**What to work on:** In the blog post about CafePress commissions, how much profit did the writer make on the La Paloma Tote Bag bought through the Marketplace on June 14th?

**Provided passage:**
━━━━━━━━

I have been meaning to write a blog post about this for a week or so, but thinking about it bums me out.
In case you don’t know what CafePress is, it is a site that sells t-shirts and other items printed on demand. Thousands of designers have bought into the concept, opening up shops and uploading their own original designs to sell to the public. I was soooo happy when I discovered their service. I have been a member since 6/25/2004, or so it says on my account. I started out with the free option, opening up a separate shop for each design. Then I decided to upgrade to a Premium Shop for about $60 a year, and have consolidated my designs into one shop (Maison Celeste).
Now, I will be the first to tell you that I am not making a living off of my earnings at CafePress. I make from $30 to $120 per month. But I have really appreciated having my shop up. It’s great exposure, and I have sold my work not only in the United States, but also abroad. Just recently, I have had triple the orders that I had last year, which was encouraging. I plan on highlighting more of my products on my blog, explaining the creative process behind my digital work. I have also planned some other promotional ideas…
But a couple of weeks ago, I noticed a problem with my commissions. The way CafePress used to work, I would set the markup for my items in the shop. I could either choose to set an exact markup price for all items, or choose an algorithm that produced a sliding (relative) profit scale. There’s also a place where you can choose what they call tiered markup: low, medium, high or premium. I usually choose high, which gives me from $1.00 on small items to $6 or $7 on larger items. Every time I sell something, the markup is shown on my report. I got the same profit, no matter if the customer clicked straight on my shop or if the product was found through the CafePress Marketplace search engine.
When I last checked my sales report, I noticed two things. First of all, the items purchased by customers through the CafePress Marketplace were more expensive to the buyer. For example, my La Paloma Tote Bag is priced in my shop at $15.99. The original cost is $12.99 without the design. Therefore, I make $3.00 on that purchase. On June 14th, however, someone purchased that same tote bag through the Marketplace. The cost to the customer was $17.00 and my profit was $1.70 (a flat 10% of the newly elevated price). I was aghast.
So, the other night, I started to do some internet research to see if anyone else had learned more about this strange change then I did. I came across a very detailed report written by Jim at Irregular Times.com. He not only commented on the change in policy, but detailed what happened when he removed his products from the Marketplace (yes, one can opt out of the Marketplace). Even though some of his products were purchased from his shop, he still received the Marketplace 10% markup. The post is very enlightening, and more information has been added through reader comments. The basic idea seems to be that CafePress is, in essence, competing with its own designers.

━━━━━━━━

**Records provided:**
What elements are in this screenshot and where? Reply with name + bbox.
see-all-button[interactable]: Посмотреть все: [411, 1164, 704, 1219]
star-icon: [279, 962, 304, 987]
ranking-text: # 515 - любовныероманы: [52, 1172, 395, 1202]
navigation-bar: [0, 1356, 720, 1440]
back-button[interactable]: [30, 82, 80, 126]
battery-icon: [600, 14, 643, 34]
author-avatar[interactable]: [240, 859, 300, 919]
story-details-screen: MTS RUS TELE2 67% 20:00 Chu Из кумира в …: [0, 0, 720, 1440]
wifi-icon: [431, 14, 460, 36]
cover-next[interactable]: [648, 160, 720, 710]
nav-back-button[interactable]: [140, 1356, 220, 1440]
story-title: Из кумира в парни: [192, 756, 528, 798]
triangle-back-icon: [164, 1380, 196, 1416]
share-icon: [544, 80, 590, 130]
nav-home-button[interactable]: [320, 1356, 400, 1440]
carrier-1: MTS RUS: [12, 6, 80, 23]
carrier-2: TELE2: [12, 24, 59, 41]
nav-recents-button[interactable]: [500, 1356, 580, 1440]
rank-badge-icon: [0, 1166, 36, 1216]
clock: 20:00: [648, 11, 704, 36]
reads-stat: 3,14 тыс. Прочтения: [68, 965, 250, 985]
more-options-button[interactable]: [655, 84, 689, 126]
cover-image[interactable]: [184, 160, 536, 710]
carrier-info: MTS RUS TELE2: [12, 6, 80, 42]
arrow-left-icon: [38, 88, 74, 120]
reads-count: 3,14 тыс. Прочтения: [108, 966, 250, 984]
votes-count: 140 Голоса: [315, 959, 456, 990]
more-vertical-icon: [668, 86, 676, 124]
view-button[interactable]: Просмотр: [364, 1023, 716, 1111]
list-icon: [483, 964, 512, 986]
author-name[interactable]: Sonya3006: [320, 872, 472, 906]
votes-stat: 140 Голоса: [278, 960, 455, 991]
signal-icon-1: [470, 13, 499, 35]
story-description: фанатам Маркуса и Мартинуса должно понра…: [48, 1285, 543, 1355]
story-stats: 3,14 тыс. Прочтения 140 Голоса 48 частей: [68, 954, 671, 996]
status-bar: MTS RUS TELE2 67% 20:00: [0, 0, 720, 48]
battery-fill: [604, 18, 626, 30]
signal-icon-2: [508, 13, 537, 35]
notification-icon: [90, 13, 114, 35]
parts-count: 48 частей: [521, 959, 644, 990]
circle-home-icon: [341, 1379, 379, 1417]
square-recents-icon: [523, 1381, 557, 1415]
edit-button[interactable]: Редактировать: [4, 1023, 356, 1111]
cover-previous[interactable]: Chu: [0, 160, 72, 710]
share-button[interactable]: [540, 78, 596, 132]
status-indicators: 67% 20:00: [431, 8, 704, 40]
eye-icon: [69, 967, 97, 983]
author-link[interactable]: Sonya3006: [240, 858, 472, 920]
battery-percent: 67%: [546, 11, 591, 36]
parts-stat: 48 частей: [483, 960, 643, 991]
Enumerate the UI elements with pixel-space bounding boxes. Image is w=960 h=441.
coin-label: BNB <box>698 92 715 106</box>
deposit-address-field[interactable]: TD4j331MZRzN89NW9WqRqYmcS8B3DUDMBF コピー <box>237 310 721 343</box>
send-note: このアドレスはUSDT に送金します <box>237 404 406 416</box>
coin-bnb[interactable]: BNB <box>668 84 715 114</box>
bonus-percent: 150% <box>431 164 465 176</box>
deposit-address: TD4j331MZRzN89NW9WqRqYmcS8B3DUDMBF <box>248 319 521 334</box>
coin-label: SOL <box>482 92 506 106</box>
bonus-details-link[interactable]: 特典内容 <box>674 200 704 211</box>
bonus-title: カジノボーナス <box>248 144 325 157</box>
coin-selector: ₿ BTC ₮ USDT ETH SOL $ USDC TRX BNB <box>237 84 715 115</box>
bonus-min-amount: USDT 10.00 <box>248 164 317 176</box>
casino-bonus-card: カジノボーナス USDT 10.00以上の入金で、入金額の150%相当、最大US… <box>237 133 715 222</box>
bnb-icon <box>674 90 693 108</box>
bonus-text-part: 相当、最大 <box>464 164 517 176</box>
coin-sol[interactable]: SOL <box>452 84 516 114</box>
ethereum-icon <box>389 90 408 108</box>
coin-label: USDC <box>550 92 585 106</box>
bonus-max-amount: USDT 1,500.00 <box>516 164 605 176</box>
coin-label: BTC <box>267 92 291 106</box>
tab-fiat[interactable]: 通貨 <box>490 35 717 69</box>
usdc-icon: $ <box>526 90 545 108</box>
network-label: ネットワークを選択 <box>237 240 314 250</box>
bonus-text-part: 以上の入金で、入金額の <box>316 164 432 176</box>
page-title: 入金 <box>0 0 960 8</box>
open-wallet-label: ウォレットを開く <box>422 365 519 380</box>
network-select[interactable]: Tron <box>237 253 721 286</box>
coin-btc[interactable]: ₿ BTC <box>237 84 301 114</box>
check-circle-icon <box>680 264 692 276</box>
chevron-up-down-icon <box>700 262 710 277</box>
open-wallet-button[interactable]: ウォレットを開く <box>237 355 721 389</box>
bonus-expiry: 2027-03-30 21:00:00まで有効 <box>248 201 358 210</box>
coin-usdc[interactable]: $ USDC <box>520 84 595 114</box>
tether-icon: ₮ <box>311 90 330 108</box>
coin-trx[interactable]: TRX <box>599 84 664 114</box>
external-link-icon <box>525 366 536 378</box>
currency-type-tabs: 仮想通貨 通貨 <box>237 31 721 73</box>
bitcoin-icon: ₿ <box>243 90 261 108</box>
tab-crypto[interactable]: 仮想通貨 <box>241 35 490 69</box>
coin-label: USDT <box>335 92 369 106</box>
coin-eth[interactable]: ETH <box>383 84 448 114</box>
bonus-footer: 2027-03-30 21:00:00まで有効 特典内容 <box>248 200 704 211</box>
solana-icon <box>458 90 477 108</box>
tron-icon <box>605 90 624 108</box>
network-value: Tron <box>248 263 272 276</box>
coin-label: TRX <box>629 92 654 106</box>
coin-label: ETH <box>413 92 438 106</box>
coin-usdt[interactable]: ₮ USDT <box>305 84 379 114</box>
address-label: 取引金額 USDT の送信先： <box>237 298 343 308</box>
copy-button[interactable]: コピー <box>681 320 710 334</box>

━━━━━━━━

**Completed exercise:** $1.70, a flat 10% of the $17.00 price the customer paid.